In the chapter that follows, we witness Mussoorie in the winters, covered with snow. Just like the nature of the Self becomes intelligible in the second chapter, so is Mussoorie’s true nature revealed in this chapter, stripped of its forced existence as a hill station. In the winters, it reverts to being a place just like any other, where people worry about making a livelihood and children look for a place to play while their playgrounds are covered with snow. As perhaps the book’s most profound lines (and this reviewer’s favourite) say: “I feel snow reveals who we are…” (83); and later, “Snow cleanses the town with its white uniformity and makes everything appear, as it is, boundless.” (89)
The poem condenses the themes of the book into a sustained poetic interrogation and a re-imagination of Mussoorie and its various selves: its habits and hallucinations, its ghostly cemeteries and wild celebrations, its melancholic moods haunted by visions of far-away mountain peaks, the forests that surround it, and the beings that inhabit it.

RAW DATA:
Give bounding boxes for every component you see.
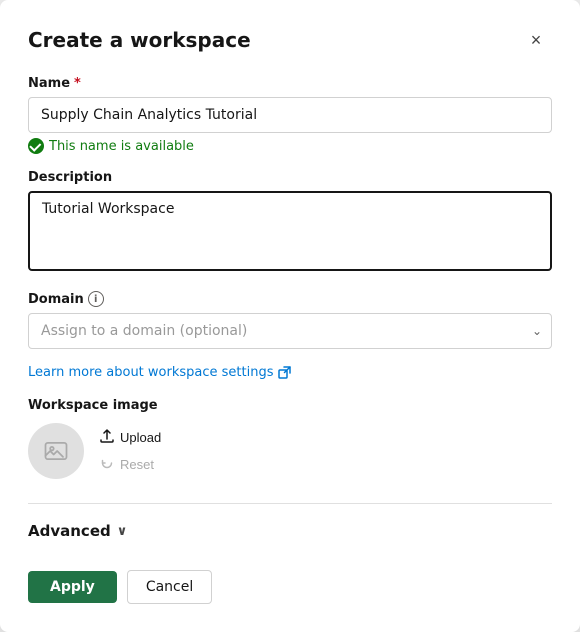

THINGS TO DO:
[A] From the Mussoorie review, copy the text between "The poem condenses" and "that inhabit it.", inclusive, and switch "cemeteries" to "graveyards".
[B] In which season does the Mussoorie review say the town's true nature is revealed?

WORKED ANSWERS:
[A]
The poem condenses the themes of the book into a sustained poetic interrogation and a re-imagination of Mussoorie and its various selves: its habits and hallucinations, its ghostly graveyards and wild celebrations, its melancholic moods haunted by visions of far-away mountain peaks, the forests that surround it, and the beings that inhabit it.

[B] In the winters, when the town is covered with snow.